* **TASK INSTRUCTIONS**: The job is to find each line in the entries holding the string "chính" and copy that line.

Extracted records
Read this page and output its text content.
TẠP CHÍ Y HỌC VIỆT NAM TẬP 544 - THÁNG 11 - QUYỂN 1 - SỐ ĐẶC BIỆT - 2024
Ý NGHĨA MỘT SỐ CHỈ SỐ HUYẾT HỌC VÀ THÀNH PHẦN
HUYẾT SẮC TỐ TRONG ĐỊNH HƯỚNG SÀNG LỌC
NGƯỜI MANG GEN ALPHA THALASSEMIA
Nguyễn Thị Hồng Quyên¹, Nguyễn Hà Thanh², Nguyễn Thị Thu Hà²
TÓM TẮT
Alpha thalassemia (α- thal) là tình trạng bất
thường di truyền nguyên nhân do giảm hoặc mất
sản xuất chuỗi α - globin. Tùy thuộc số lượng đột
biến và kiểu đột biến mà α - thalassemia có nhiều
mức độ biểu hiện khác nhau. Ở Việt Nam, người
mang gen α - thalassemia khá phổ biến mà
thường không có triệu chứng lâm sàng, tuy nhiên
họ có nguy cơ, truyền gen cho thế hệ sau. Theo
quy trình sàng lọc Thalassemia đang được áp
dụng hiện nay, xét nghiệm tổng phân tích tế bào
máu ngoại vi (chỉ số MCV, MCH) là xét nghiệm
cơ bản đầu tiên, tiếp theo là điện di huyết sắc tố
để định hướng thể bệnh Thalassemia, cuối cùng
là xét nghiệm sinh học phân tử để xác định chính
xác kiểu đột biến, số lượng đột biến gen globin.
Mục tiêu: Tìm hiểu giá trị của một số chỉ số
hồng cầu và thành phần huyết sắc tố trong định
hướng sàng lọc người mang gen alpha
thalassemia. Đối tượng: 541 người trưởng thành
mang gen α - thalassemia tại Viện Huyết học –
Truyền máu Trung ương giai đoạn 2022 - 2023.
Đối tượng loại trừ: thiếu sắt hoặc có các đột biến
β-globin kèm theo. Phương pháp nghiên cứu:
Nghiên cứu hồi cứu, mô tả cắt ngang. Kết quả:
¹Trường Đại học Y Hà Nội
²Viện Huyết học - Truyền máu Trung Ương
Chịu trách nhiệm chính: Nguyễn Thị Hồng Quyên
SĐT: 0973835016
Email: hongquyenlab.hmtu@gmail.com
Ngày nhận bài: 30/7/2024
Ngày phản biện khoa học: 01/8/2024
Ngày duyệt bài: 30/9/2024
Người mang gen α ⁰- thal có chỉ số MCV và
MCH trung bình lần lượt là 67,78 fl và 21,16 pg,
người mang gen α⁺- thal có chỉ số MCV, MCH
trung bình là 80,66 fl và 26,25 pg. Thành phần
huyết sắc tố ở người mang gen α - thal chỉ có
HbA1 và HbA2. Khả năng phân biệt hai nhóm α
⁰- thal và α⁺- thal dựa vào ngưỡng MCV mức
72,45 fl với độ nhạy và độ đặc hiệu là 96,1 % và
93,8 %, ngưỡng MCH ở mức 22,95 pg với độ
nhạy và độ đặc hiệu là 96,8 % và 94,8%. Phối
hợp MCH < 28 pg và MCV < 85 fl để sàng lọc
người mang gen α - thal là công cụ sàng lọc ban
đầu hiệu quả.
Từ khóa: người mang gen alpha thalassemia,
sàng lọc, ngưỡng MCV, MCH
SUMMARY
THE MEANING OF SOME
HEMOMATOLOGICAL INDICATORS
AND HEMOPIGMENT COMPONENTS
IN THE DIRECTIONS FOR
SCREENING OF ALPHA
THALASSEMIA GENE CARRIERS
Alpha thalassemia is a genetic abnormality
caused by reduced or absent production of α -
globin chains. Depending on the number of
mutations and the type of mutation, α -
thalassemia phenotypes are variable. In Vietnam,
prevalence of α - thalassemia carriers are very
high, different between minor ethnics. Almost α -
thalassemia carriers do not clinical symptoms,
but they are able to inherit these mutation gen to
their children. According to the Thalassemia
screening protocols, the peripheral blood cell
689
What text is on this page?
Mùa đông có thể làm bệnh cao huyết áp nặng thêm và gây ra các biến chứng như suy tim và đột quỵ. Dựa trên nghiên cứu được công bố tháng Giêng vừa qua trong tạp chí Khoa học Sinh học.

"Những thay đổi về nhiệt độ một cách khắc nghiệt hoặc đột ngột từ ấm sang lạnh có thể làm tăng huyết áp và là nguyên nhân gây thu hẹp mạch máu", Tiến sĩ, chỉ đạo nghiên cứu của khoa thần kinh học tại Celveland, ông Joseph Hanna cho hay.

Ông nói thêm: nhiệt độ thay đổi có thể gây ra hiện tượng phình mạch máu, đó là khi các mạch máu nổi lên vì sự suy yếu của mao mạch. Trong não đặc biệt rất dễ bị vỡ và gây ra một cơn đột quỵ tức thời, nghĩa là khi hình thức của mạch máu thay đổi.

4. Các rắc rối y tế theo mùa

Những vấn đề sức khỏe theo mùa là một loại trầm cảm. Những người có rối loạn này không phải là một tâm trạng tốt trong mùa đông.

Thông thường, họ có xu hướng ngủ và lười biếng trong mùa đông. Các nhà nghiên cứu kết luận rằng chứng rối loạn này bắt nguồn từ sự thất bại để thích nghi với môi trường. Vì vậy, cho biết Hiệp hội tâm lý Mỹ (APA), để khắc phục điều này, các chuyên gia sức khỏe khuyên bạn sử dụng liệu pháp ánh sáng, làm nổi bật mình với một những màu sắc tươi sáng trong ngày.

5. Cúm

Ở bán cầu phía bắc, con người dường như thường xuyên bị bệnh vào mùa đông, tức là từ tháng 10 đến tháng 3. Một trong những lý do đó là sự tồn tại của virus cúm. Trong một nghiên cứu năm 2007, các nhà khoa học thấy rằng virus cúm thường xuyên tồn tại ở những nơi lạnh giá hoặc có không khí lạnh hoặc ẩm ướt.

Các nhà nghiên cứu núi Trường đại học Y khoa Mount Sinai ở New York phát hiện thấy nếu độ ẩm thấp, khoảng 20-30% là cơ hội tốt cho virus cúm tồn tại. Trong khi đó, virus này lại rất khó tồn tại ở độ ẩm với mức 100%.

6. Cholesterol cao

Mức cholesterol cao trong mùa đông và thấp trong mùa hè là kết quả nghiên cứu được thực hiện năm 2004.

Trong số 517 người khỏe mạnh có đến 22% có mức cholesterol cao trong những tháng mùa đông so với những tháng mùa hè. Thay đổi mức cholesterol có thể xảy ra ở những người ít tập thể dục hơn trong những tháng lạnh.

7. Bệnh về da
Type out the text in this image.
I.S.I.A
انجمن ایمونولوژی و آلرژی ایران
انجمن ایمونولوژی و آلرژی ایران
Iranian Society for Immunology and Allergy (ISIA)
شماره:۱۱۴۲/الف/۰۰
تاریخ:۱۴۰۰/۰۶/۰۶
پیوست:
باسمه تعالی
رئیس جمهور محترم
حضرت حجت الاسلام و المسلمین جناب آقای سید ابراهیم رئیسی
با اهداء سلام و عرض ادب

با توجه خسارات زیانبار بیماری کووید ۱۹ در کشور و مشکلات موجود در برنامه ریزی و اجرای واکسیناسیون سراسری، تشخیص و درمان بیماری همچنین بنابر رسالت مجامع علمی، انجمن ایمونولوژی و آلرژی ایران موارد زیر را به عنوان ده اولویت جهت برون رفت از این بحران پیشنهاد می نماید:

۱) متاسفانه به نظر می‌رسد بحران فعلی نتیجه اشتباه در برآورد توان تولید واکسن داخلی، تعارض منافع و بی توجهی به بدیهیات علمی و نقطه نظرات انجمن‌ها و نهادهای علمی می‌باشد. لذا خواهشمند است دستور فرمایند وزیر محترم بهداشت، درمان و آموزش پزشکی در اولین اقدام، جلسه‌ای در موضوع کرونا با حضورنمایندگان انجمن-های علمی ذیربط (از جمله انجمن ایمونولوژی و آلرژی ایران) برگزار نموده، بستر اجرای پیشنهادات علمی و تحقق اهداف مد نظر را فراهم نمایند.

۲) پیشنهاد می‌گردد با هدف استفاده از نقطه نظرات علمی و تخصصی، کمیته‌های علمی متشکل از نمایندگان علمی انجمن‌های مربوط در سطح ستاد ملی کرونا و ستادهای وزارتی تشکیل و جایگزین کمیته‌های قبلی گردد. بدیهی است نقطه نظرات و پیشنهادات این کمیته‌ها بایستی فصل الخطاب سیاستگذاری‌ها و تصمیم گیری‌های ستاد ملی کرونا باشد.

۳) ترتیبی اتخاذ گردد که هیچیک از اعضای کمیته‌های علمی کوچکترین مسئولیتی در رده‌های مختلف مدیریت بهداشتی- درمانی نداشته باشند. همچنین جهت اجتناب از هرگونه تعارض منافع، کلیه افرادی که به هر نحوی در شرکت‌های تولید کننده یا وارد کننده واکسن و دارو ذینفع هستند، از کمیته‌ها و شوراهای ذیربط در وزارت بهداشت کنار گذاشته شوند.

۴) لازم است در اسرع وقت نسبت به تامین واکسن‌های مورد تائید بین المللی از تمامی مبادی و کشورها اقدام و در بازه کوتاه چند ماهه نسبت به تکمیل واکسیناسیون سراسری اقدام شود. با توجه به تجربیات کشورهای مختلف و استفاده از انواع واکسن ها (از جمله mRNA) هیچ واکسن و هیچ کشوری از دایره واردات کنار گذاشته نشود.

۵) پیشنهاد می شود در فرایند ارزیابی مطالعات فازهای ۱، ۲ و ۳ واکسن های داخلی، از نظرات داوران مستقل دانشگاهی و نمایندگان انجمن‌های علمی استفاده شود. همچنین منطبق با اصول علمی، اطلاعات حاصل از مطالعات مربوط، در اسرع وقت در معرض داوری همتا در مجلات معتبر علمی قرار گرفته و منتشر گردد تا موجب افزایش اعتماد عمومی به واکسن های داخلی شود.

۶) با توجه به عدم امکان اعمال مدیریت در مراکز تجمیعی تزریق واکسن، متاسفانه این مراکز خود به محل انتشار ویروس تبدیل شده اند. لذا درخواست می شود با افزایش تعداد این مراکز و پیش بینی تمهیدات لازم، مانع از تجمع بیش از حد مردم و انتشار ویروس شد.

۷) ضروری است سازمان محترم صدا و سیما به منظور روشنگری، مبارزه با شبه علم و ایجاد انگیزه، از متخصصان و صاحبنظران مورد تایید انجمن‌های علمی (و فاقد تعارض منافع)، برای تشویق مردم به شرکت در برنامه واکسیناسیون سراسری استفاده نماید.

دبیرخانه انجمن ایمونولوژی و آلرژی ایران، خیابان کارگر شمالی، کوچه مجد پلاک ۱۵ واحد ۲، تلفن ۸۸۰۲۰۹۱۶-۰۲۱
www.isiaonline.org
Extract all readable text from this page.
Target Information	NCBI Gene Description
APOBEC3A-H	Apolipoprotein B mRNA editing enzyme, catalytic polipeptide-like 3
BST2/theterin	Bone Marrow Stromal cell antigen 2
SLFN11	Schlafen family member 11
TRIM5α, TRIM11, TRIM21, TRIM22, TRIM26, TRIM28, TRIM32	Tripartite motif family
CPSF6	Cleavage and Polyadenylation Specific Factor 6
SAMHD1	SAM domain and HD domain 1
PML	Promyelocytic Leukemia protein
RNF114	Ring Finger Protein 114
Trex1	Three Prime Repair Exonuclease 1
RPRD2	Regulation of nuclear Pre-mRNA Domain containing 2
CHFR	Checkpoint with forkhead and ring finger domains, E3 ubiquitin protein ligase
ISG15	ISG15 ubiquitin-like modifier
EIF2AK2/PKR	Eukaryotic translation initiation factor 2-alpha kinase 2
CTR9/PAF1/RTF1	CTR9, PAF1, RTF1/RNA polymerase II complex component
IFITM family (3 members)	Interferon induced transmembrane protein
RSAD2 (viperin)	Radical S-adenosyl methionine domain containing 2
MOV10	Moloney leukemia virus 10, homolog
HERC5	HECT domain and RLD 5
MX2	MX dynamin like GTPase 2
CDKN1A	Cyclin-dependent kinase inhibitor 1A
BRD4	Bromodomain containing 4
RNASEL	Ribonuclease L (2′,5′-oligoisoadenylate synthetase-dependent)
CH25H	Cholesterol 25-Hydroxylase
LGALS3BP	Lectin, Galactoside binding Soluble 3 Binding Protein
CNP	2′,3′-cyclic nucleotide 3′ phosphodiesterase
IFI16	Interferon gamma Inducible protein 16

* **WRITTEN RESPONSE**:
là xét nghiệm sinh học phân tử để xác định chính
Chịu trách nhiệm chính: Nguyễn Thị Hồng Quyên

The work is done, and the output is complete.